Have you considered Redis http://code.google.com/p/redis/?

It may be more suited to the master-slave configuration you are after.

- You can have a master to write to, then slave to a slave master, then your web heads run a local redis and slave from the slave master.
- Backup at the master or the slave master
- Writes to the write master would make their way to the web head slave.
- Web heads only read from their local slave.
- Reads will be all in memory and faster than disk
- Redis can store a lot of data in memory and also use disk (http://blogzawodny.com/2010/07/24/200000000-keys-in-redis-2-0-0-rc3/)
- Web heads would have to write to the master, not locally

It sounds like your thinking of running a cassandra node on each web head with full replication and only reading locally, I'm not sure if this is the best use case. Would like to know what others think. I would imagine you would get better over all up time and performance from running cassandra as a cluster separate from the web heads, with less than full replication.


On 29 Jul, 2010,at 11:11 AM, Russ Brown <pickscrape@gmail.com> wrote:


I'm currently looking at NoSQL solutions to replace a bespoke system
that we currently have in place. Currently I think the best fit is
Cassandra, but I would like to get some feedback from those who know
it better before spending more time on it.

Our current system is geared to allowing our web servers to operate
very quickly and completely independently (for most pages) of other
servers. This is accomplished by keeping chunks of data about "things"
on each machine's disk with a file per entity. The key in this is
effectively the filename, with the value being the file's content. A
central server handles the initial generation (and subsequent updates)
of these files, and distribution to the web servers is carried out by
a combination of network share mounting and shell scripts.

The system *does* work: the servers are very fast and they do work
fine when the servers behind them disappear. However, the storage and
transport mechanisms are cumbersome, and we would like to see if there
are suitable alternatives available.

* **Information given**
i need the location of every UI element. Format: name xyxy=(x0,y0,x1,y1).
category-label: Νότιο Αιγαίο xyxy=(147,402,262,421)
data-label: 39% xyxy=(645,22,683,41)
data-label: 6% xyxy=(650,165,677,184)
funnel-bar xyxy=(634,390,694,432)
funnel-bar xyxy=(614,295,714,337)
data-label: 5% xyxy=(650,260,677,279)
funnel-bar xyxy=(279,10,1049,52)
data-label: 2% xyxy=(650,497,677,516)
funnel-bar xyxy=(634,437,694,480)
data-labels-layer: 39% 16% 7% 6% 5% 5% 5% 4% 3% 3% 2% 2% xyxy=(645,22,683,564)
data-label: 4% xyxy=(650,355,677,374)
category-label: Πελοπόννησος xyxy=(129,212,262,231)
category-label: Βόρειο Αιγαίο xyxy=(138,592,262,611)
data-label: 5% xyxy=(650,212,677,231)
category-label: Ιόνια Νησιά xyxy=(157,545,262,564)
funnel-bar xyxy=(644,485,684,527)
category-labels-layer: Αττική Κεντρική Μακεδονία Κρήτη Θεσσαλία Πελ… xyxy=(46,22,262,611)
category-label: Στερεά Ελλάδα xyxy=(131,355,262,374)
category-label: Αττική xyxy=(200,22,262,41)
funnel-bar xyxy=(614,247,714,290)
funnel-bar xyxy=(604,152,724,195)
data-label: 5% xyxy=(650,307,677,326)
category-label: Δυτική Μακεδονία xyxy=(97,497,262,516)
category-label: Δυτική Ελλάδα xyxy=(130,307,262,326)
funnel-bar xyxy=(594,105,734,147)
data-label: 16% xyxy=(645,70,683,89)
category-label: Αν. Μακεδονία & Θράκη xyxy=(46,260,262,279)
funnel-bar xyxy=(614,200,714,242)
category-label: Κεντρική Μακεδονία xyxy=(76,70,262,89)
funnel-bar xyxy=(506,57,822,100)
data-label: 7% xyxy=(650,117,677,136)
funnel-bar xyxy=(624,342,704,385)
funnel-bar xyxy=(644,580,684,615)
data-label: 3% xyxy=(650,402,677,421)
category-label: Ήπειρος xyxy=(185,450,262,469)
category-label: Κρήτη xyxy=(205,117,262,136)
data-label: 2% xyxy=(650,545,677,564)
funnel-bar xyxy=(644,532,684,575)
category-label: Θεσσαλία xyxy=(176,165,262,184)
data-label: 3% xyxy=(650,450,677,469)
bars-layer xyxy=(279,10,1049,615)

...

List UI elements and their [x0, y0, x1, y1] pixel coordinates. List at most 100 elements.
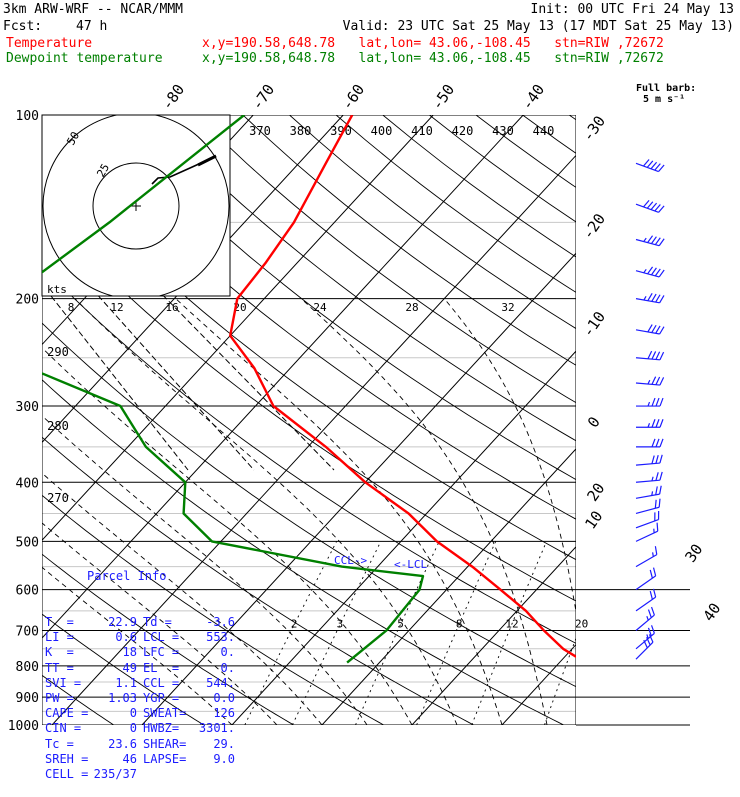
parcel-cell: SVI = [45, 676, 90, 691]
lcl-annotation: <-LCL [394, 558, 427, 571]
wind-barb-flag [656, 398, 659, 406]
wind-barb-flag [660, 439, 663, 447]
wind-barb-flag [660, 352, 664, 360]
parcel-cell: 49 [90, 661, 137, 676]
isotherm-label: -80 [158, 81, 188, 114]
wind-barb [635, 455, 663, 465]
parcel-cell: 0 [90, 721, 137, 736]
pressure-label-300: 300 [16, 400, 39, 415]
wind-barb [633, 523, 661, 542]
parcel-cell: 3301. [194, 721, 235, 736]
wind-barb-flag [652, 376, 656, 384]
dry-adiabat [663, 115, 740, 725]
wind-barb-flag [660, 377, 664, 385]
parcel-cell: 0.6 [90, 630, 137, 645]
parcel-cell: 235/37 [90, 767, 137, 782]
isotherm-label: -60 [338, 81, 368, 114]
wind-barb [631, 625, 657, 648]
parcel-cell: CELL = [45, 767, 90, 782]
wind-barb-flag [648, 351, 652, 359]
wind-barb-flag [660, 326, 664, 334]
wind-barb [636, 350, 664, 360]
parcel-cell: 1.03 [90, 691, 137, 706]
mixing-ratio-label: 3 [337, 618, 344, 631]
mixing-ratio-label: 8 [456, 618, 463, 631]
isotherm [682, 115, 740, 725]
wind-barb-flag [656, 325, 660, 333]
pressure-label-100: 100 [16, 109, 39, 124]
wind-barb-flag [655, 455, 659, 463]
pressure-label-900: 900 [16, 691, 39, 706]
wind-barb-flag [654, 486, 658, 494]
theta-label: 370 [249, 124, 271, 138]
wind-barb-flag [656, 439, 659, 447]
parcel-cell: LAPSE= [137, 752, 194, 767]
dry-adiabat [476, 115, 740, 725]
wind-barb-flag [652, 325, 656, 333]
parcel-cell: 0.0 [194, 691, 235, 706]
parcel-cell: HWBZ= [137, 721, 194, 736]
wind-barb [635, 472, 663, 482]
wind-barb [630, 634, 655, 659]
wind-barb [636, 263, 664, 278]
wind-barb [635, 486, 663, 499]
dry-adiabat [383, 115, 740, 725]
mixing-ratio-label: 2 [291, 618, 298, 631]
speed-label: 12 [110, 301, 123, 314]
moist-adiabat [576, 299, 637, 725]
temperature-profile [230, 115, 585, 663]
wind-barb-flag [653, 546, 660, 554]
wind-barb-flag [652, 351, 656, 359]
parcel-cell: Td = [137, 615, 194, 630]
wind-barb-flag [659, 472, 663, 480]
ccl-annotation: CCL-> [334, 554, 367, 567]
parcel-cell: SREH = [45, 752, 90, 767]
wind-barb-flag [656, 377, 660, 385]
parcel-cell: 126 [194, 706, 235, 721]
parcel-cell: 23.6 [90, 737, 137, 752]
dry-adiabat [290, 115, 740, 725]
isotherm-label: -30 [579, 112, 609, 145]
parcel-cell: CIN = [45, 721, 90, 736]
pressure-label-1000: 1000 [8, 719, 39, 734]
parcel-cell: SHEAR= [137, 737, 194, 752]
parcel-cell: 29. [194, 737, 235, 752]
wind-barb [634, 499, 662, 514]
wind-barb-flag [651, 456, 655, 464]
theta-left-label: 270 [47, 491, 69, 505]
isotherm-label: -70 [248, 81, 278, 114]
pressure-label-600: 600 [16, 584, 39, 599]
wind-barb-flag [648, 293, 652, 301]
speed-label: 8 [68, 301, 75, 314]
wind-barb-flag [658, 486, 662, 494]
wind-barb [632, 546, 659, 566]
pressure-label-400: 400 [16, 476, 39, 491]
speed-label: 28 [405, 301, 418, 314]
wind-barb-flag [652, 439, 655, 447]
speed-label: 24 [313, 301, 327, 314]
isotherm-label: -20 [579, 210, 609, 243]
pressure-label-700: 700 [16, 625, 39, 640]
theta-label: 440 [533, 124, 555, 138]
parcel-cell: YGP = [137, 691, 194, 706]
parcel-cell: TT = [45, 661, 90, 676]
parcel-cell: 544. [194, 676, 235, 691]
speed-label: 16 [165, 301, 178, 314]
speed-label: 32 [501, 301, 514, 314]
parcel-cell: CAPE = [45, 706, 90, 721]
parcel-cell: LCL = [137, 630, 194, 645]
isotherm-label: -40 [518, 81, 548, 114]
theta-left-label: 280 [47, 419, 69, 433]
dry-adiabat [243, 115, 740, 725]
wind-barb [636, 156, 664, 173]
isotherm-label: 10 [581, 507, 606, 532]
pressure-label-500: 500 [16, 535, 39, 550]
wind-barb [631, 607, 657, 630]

* **Goal of the exercise**
Proceed with the Redis and Cassandra thread, beginning right after its final sentence. The lines above come from a source unrelated to the Redis and Cassandra thread.

* **Answer to the exercise**
The idea is to replace the disk-based storage on each server with a
NoSQL solution using replication to handle the transport automatically
for us. What we need is:

* One "master", though being able to have a backup for it that we
could quickly bring into play would be advantageous
* Each "slave" must have a full copy of the data
* It does not matter if the slaves do not get updates immediately or
at exactly the same time, as long as they get there quickly
* Reads must be fast (though understandably it will probably be
slower than reading a system-cached file direct from disk)
* It would be a bonus if the slaves could be written to too, with the
writes making their way to the other nodes. This is probably a given,
but I thought I'd mention it anyway.

Now, I have read a few things about Cassandra's read performance which
is what has got me a bit worried. However, I have also read quite a
bit about its flexibility in terms of topology, and that the read
performance is very much dependent on how things are set up. For
example, a lot of what I've read describes how when querying a node it
will ask other nodes for information, which it then collates and
returns. Is it possible to configure Cassandra in such a way that a
node only every asks itself for the data, and if so what sort of
effect will that have on read performance? Our current solution is
designed to avoid having to hit the network, so doing the same here
would be advantageous.

I have also read that Cassandra will distribute data between different
nodes, while we want all to have a full copy of all data. Is it
possible to configure Cassandra in this way?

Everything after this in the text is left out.